- [TEXTO DE ORIGEM]

---+---

A cancelamento dos GPs de Barém e Arábia Saudita criou um cenário contraditório para a Aston Martin. A equipe agora dispõe de um mês extra para que a Honda resolva os problemas de vibração do seu motor e para desenvolver melhorias aerodinâmicas. No entanto, seu diretor Mike Krack alerta para o principal inconveniente: a falta de corridas reais priva a equipe de dados em competição e da compreensão profunda que só dá o ritmo de um fim de semana de Grande Prêmio.
O dilema do desenvolvimento sem feedback na pista 🤔
Essa pausa força um desenvolvimento no vácuo. Os engenheiros podem avançar em pacotes aerodinâmicos baseados em simulações e dados dos testes, mas sem a validação em condições de corrida. Aspectos como a degradação de pneus em stints longos, o desempenho em esteira ou o manejo do carro com combustível alto são difíceis de replicar na fábrica. Cada atualização trará inerente um maior grau de incerteza até que seja testada em um ambiente real.
Um mês para olhar o carro sem poder tocá-lo (demais) 😅
A situação tem um ponto de humor involuntário. A equipe finalmente tem tempo para examinar cada centímetro do AMR24 e corrigir seus defeitos, mas não pode levá-lo ao único lugar onde esses defeitos se mostram com clareza: a grelha de largada. É como ter um mês extra para estudar para uma prova que foi cancelada. Aproveita-se o tempo, mas a nota final continuará sendo um mistério até que o professor, neste caso a pista, volte ao seu posto.

---+---

- [DADOS PARA ANÁLISE]
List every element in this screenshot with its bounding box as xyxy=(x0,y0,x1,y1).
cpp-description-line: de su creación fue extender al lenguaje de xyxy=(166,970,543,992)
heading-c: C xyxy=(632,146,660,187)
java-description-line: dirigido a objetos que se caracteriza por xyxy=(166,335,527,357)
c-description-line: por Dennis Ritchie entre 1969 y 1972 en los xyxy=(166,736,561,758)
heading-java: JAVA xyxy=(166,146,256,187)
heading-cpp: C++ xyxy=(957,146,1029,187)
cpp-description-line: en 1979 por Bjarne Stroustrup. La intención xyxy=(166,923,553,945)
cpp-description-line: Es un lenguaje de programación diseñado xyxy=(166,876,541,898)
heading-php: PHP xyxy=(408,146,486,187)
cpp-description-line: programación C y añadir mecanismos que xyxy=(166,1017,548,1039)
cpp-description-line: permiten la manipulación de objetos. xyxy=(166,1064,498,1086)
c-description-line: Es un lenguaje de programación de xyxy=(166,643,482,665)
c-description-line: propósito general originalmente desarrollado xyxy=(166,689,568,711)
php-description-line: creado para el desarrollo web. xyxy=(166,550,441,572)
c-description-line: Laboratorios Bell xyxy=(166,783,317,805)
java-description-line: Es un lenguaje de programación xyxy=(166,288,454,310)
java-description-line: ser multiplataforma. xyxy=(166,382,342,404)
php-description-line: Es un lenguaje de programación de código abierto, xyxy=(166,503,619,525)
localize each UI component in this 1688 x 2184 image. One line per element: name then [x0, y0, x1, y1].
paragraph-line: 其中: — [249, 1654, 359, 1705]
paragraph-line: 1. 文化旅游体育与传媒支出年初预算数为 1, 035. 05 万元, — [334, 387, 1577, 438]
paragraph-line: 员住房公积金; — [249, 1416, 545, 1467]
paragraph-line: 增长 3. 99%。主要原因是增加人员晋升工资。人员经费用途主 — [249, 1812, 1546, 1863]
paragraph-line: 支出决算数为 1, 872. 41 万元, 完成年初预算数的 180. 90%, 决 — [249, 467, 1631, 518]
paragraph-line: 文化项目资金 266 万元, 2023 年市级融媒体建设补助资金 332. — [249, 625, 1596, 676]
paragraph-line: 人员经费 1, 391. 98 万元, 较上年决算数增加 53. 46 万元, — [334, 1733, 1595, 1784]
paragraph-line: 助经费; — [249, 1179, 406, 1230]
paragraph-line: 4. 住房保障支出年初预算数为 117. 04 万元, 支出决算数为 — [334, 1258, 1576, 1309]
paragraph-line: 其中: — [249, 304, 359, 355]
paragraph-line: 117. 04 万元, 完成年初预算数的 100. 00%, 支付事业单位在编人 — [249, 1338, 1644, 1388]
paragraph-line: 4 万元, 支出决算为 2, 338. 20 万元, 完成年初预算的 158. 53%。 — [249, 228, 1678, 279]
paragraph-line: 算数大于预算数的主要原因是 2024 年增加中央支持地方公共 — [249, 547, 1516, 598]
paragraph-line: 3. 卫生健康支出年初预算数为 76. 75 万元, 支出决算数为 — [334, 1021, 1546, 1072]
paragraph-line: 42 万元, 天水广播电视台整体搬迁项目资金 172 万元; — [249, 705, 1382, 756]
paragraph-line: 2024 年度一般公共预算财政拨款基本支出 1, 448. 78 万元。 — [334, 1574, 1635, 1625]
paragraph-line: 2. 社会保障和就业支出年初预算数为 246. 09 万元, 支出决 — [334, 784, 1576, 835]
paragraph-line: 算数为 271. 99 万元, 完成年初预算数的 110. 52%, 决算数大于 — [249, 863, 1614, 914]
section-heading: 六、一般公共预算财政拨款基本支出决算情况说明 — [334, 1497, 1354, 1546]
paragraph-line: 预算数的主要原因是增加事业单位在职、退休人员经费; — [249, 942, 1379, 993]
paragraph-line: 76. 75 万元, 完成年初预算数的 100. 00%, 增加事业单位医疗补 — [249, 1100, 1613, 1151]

---+---

- [O QUE FAZER]
Transcreva o trecho do texto de origem entre "A cancelamento dos" e "de Grande Prêmio.", inclusive. Recorra apenas ao texto de origem.

- [RESPOSTA]
A cancelamento dos GPs de Barém e Arábia Saudita criou um cenário contraditório para a Aston Martin. A equipe agora dispõe de um mês extra para que a Honda resolva os problemas de vibração do seu motor e para desenvolver melhorias aerodinâmicas. No entanto, seu diretor Mike Krack alerta para o principal inconveniente: a falta de corridas reais priva a equipe de dados em competição e da compreensão profunda que só dá o ritmo de um fim de semana de Grande Prêmio.